*** Supplied records ***
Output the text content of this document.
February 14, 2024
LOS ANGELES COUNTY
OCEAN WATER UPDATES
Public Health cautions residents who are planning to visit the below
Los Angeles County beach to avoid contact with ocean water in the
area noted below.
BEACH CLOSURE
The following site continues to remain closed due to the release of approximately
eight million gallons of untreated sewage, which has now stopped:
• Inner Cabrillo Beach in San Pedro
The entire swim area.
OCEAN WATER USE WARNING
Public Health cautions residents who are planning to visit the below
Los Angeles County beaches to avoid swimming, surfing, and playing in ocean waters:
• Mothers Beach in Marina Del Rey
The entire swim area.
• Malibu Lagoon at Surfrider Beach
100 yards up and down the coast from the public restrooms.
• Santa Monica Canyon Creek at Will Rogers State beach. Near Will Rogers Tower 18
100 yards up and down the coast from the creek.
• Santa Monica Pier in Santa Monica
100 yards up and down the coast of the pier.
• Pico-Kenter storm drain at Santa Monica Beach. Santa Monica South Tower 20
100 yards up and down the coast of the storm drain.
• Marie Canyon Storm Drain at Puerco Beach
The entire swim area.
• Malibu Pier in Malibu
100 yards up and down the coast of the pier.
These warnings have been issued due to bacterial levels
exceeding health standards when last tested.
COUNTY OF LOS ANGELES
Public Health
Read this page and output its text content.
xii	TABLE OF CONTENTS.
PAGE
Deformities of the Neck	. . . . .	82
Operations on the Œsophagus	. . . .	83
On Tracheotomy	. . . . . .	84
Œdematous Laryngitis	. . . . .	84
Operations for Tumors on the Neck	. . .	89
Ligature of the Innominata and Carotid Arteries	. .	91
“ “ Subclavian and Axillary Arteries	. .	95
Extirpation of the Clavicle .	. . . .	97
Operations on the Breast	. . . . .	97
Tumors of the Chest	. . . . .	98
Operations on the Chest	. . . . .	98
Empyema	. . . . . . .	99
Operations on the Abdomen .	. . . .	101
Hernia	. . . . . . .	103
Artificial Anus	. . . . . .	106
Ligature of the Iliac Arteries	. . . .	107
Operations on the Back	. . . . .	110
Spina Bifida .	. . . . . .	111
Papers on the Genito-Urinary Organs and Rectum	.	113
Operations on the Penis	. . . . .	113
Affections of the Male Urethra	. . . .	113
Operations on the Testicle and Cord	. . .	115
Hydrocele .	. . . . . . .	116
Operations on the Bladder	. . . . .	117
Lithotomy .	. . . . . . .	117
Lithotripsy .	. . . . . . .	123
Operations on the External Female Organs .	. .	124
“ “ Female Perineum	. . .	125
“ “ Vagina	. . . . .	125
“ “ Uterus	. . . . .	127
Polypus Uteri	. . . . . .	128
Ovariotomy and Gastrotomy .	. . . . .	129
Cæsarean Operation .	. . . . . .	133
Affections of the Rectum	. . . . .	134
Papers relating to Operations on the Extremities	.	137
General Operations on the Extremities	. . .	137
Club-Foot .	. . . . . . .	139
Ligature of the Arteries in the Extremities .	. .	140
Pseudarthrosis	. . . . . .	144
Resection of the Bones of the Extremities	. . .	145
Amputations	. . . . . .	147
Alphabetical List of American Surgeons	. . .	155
*** End of Supplied records ***
- To do
Write out each line above that contains the word "Operations".

- Exercise solution
Operations on the Œsophagus	. . . .	83
Operations for Tumors on the Neck	. . .	89
Operations on the Breast	. . . . .	97
Operations on the Chest	. . . . .	98
Operations on the Abdomen .	. . . .	101
Operations on the Back	. . . . .	110
Operations on the Penis	. . . . .	113
Operations on the Testicle and Cord	. . .	115
Operations on the Bladder	. . . . .	117
Operations on the External Female Organs .	. .	124
Papers relating to Operations on the Extremities	.	137
General Operations on the Extremities	. . .	137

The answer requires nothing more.